### Records for this task
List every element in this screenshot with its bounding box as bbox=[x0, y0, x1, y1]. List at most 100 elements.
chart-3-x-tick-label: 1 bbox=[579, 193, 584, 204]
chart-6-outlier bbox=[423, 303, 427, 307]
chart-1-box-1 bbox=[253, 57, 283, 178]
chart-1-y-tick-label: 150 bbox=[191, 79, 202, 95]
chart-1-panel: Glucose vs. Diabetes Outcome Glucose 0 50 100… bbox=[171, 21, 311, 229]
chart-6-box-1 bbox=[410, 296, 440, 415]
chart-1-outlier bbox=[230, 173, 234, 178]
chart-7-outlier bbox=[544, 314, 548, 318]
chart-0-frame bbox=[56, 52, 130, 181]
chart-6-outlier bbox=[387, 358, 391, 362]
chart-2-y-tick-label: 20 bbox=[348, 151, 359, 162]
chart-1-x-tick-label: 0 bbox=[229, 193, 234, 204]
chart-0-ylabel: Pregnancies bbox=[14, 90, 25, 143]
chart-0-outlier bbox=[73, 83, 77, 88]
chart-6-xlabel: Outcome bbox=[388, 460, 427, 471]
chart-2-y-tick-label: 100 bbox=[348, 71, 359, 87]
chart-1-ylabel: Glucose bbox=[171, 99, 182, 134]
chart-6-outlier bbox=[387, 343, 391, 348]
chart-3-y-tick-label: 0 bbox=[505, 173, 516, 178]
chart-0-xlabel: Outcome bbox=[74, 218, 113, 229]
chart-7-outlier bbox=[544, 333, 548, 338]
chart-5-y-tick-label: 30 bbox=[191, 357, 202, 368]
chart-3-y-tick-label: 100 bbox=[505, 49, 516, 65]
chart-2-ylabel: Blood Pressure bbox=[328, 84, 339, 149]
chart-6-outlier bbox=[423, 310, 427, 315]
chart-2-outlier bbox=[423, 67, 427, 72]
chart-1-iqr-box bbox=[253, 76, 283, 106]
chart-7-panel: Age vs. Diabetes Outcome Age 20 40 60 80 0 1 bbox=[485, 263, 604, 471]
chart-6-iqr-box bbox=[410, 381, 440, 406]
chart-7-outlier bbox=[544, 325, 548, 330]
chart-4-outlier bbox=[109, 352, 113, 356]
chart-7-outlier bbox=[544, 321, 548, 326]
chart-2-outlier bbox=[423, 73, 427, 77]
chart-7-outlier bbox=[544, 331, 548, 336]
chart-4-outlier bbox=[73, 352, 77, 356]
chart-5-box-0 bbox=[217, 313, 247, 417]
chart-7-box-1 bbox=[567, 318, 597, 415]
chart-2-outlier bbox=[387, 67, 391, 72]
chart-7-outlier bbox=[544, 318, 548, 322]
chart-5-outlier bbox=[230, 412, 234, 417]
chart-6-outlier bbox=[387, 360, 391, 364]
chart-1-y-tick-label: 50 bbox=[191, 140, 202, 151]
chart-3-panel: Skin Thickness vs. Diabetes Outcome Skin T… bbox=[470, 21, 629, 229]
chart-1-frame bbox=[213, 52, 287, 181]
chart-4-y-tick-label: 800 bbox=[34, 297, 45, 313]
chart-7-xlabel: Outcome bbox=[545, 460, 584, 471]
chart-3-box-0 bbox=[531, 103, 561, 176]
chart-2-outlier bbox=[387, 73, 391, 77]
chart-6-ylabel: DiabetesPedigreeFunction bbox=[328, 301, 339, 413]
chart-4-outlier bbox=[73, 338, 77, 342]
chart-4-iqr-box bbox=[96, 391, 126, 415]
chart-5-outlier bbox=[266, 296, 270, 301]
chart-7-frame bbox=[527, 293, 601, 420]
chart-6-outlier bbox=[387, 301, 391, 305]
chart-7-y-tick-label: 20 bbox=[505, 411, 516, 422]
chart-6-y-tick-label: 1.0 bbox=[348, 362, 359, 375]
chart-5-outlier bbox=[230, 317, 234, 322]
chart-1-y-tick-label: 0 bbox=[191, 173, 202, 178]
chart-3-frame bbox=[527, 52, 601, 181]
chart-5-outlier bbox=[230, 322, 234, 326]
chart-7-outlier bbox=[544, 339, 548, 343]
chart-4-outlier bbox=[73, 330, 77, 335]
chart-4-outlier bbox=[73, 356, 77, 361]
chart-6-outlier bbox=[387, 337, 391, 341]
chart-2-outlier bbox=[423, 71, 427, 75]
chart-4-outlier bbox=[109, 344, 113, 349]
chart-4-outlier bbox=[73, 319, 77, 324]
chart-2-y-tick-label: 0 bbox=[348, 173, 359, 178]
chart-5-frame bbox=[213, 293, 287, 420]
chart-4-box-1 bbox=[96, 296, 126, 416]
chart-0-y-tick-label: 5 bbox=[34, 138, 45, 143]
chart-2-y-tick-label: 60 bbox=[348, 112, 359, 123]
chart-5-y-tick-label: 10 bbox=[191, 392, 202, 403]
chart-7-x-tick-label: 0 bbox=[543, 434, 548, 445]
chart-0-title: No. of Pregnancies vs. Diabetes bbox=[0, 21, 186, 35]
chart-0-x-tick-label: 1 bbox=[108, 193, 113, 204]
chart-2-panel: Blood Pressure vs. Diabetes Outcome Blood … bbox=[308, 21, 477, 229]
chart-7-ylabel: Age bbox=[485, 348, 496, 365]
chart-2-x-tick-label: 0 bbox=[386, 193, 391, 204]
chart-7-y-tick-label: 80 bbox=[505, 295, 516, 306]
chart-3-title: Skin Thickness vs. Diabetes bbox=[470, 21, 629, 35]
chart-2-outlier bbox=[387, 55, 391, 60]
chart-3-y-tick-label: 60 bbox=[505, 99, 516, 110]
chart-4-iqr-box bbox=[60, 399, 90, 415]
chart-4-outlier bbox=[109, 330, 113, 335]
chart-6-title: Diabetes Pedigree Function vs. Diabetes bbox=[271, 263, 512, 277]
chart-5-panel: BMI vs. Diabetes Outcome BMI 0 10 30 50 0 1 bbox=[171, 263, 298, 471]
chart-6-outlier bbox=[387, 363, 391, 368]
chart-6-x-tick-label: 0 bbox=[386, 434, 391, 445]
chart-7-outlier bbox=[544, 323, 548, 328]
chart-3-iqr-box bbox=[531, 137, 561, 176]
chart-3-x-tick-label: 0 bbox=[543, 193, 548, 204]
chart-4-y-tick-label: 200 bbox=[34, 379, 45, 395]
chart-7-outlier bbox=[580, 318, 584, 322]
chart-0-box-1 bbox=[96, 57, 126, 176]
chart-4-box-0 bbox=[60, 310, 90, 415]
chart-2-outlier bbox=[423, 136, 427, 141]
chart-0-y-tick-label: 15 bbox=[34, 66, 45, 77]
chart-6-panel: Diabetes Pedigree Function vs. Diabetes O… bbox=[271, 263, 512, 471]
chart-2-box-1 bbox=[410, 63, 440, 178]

### The request
Put every line from the start of the records down to the line containing "chart-1-box-1 bbox=[253, 57, 283, 178]" into a JSON list of strings, one string per line, leaving out blank lines.

### The reply
[
  "List every element in this screenshot with its bounding box as bbox=[x0, y0, x1, y1]. List at most 100 elements.",
  "chart-3-x-tick-label: 1 bbox=[579, 193, 584, 204]",
  "chart-6-outlier bbox=[423, 303, 427, 307]",
  "chart-1-box-1 bbox=[253, 57, 283, 178]"
]